# START OF Records supplied

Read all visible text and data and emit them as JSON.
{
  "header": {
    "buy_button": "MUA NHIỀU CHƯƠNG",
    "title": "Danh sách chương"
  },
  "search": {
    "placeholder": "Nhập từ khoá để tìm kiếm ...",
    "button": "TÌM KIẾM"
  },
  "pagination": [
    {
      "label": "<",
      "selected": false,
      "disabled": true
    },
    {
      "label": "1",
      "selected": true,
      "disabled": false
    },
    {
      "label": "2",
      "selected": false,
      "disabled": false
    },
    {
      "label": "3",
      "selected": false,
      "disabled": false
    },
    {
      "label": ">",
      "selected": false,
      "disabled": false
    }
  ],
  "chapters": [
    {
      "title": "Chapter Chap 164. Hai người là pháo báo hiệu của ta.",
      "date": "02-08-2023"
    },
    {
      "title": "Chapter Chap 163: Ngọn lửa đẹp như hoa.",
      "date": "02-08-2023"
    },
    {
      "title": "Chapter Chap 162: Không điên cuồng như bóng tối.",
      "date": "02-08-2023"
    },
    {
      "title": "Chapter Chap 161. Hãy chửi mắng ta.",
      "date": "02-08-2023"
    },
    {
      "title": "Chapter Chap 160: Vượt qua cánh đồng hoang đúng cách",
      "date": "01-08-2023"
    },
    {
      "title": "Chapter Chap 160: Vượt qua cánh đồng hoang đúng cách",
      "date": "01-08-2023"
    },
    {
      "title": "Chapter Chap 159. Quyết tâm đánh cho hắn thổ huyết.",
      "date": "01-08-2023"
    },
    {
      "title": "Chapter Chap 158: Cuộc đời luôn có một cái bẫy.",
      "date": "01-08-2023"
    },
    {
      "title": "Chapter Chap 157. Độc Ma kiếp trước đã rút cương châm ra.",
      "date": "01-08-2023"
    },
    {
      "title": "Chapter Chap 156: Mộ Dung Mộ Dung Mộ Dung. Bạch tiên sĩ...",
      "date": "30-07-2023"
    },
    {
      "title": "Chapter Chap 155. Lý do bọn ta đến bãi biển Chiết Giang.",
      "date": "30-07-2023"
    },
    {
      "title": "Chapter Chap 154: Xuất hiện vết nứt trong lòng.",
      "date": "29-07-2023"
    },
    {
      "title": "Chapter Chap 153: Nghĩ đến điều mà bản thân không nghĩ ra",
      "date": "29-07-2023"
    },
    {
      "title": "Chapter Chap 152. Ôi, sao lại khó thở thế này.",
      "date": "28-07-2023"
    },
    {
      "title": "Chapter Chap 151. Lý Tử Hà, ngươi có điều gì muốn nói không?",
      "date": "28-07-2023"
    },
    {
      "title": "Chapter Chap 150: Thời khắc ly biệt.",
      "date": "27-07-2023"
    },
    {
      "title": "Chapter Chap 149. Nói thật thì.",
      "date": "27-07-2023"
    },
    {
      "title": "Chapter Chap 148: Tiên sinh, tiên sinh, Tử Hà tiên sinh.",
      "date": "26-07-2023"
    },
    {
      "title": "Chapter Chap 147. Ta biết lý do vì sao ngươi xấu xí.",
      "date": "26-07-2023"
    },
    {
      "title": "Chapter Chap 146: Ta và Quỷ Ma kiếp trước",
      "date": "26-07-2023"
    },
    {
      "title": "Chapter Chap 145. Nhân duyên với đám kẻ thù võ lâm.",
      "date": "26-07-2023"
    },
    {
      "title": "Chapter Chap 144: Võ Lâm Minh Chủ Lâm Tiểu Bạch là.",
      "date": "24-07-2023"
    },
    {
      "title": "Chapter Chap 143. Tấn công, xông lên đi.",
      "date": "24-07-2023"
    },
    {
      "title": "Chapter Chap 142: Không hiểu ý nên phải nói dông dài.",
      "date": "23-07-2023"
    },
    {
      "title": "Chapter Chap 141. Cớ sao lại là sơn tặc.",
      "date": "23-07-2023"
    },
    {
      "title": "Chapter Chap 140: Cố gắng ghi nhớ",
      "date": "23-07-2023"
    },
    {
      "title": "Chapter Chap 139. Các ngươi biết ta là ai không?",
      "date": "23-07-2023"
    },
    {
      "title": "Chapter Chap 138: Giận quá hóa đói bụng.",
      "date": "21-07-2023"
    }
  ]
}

# END OF Records supplied

### Given exercise
Reproduce the material verbatim, line by line.

### The reply
Read all visible text and data and emit them as JSON.
{
  "header": {
    "buy_button": "MUA NHIỀU CHƯƠNG",
    "title": "Danh sách chương"
  },
  "search": {
    "placeholder": "Nhập từ khoá để tìm kiếm ...",
    "button": "TÌM KIẾM"
  },
  "pagination": [
    {
      "label": "<",
      "selected": false,
      "disabled": true
    },
    {
      "label": "1",
      "selected": true,
      "disabled": false
    },
    {
      "label": "2",
      "selected": false,
      "disabled": false
    },
    {
      "label": "3",
      "selected": false,
      "disabled": false
    },
    {
      "label": ">",
      "selected": false,
      "disabled": false
    }
  ],
  "chapters": [
    {
      "title": "Chapter Chap 164. Hai người là pháo báo hiệu của ta.",
      "date": "02-08-2023"
    },
    {
      "title": "Chapter Chap 163: Ngọn lửa đẹp như hoa.",
      "date": "02-08-2023"
    },
    {
      "title": "Chapter Chap 162: Không điên cuồng như bóng tối.",
      "date": "02-08-2023"
    },
    {
      "title": "Chapter Chap 161. Hãy chửi mắng ta.",
      "date": "02-08-2023"
    },
    {
      "title": "Chapter Chap 160: Vượt qua cánh đồng hoang đúng cách",
      "date": "01-08-2023"
    },
    {
      "title": "Chapter Chap 160: Vượt qua cánh đồng hoang đúng cách",
      "date": "01-08-2023"
    },
    {
      "title": "Chapter Chap 159. Quyết tâm đánh cho hắn thổ huyết.",
      "date": "01-08-2023"
    },
    {
      "title": "Chapter Chap 158: Cuộc đời luôn có một cái bẫy.",
      "date": "01-08-2023"
    },
    {
      "title": "Chapter Chap 157. Độc Ma kiếp trước đã rút cương châm ra.",
      "date": "01-08-2023"
    },
    {
      "title": "Chapter Chap 156: Mộ Dung Mộ Dung Mộ Dung. Bạch tiên sĩ...",
      "date": "30-07-2023"
    },
    {
      "title": "Chapter Chap 155. Lý do bọn ta đến bãi biển Chiết Giang.",
      "date": "30-07-2023"
    },
    {
      "title": "Chapter Chap 154: Xuất hiện vết nứt trong lòng.",
      "date": "29-07-2023"
    },
    {
      "title": "Chapter Chap 153: Nghĩ đến điều mà bản thân không nghĩ ra",
      "date": "29-07-2023"
    },
    {
      "title": "Chapter Chap 152. Ôi, sao lại khó thở thế này.",
      "date": "28-07-2023"
    },
    {
      "title": "Chapter Chap 151. Lý Tử Hà, ngươi có điều gì muốn nói không?",
      "date": "28-07-2023"
    },
    {
      "title": "Chapter Chap 150: Thời khắc ly biệt.",
      "date": "27-07-2023"
    },
    {
      "title": "Chapter Chap 149. Nói thật thì.",
      "date": "27-07-2023"
    },
    {
      "title": "Chapter Chap 148: Tiên sinh, tiên sinh, Tử Hà tiên sinh.",
      "date": "26-07-2023"
    },
    {
      "title": "Chapter Chap 147. Ta biết lý do vì sao ngươi xấu xí.",
      "date": "26-07-2023"
    },
    {
      "title": "Chapter Chap 146: Ta và Quỷ Ma kiếp trước",
      "date": "26-07-2023"
    },
    {
      "title": "Chapter Chap 145. Nhân duyên với đám kẻ thù võ lâm.",
      "date": "26-07-2023"
    },
    {
      "title": "Chapter Chap 144: Võ Lâm Minh Chủ Lâm Tiểu Bạch là.",
      "date": "24-07-2023"
    },
    {
      "title": "Chapter Chap 143. Tấn công, xông lên đi.",
      "date": "24-07-2023"
    },
    {
      "title": "Chapter Chap 142: Không hiểu ý nên phải nói dông dài.",
      "date": "23-07-2023"
    },
    {
      "title": "Chapter Chap 141. Cớ sao lại là sơn tặc.",
      "date": "23-07-2023"
    },
    {
      "title": "Chapter Chap 140: Cố gắng ghi nhớ",
      "date": "23-07-2023"
    },
    {
      "title": "Chapter Chap 139. Các ngươi biết ta là ai không?",
      "date": "23-07-2023"
    },
    {
      "title": "Chapter Chap 138: Giận quá hóa đói bụng.",
      "date": "21-07-2023"
    }
  ]
}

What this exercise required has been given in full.